## TO DO
Scan the following material for the string "исторических" and copy each line in which it appears.

Stored items:
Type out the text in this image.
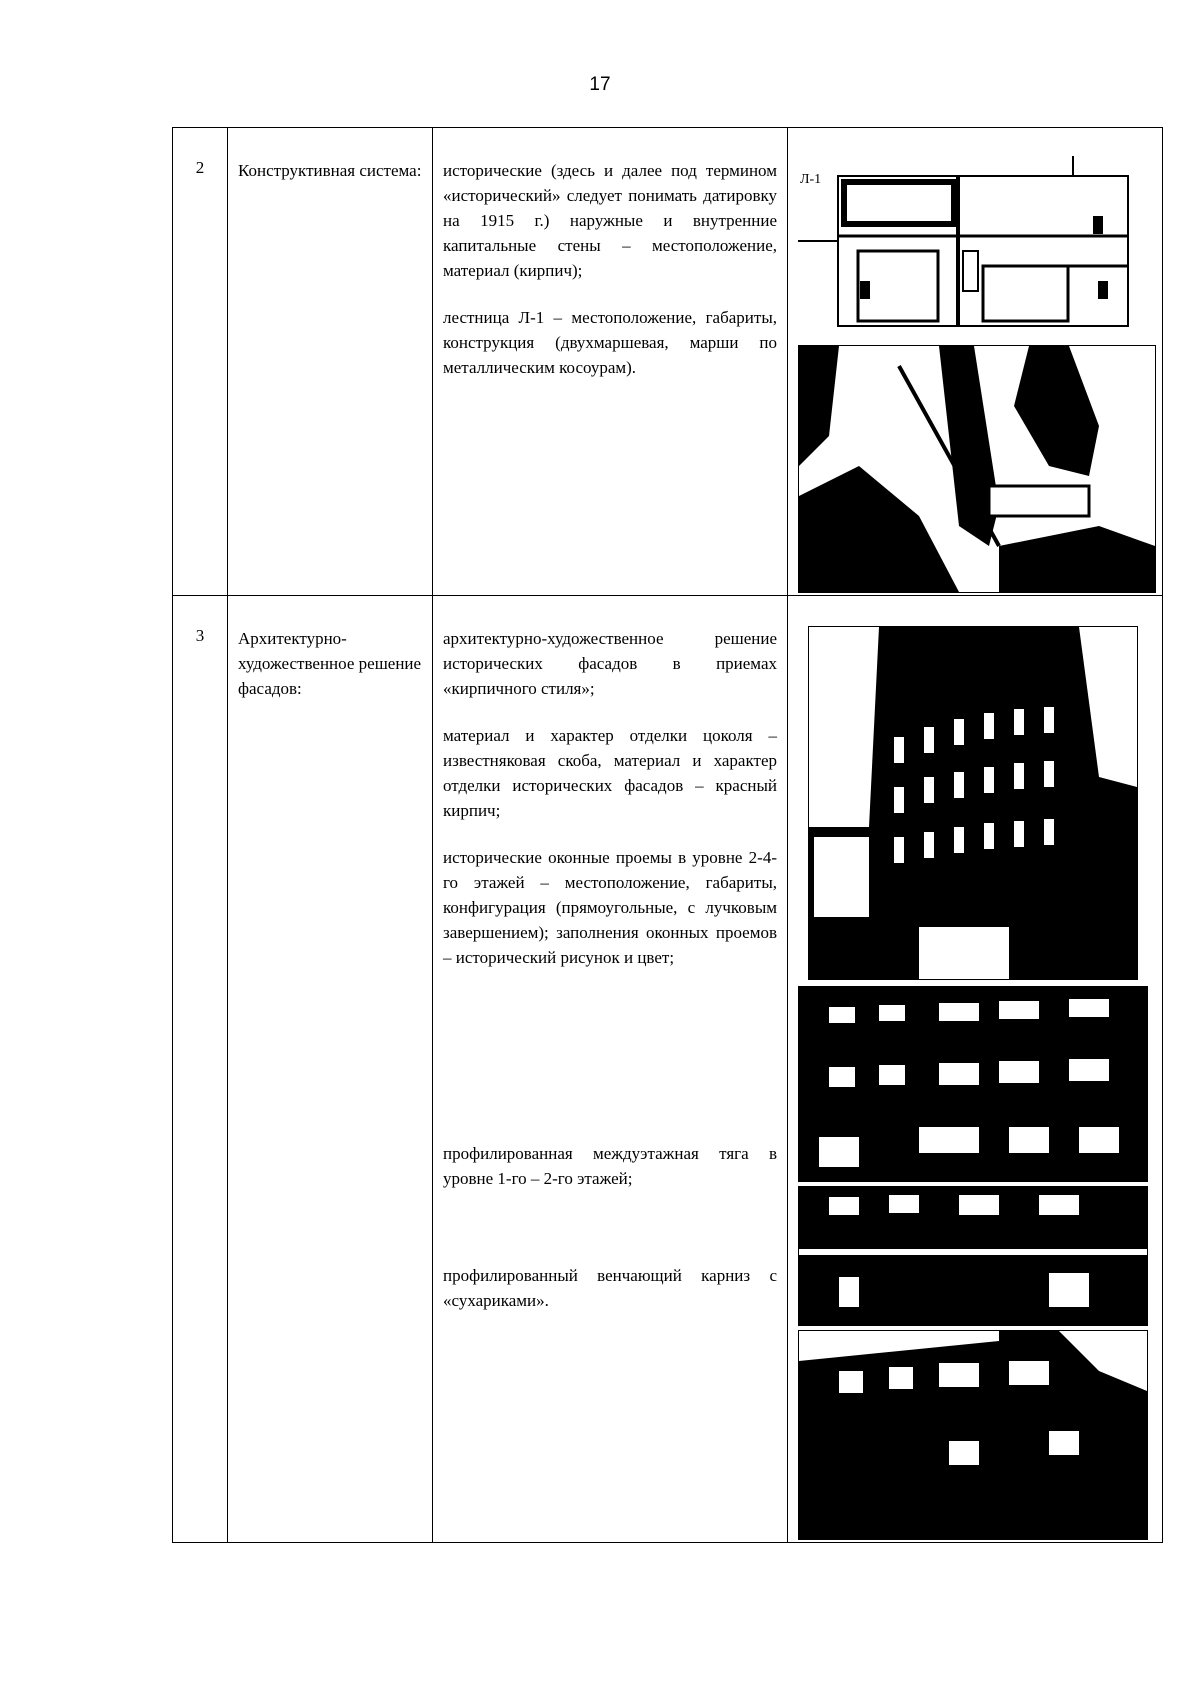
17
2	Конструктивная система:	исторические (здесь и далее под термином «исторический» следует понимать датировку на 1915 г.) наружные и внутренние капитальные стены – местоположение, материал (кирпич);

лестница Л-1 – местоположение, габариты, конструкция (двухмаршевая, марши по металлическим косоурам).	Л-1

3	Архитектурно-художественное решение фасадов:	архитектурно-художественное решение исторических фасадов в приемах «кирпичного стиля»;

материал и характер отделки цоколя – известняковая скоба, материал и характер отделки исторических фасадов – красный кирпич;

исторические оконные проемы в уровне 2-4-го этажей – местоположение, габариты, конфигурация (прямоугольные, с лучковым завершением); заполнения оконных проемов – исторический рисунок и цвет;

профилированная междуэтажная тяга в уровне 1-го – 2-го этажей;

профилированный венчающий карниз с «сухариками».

## FULL ANSWER
3	Архитектурно-художественное решение фасадов:	архитектурно-художественное решение исторических фасадов в приемах «кирпичного стиля»;
материал и характер отделки цоколя – известняковая скоба, материал и характер отделки исторических фасадов – красный кирпич;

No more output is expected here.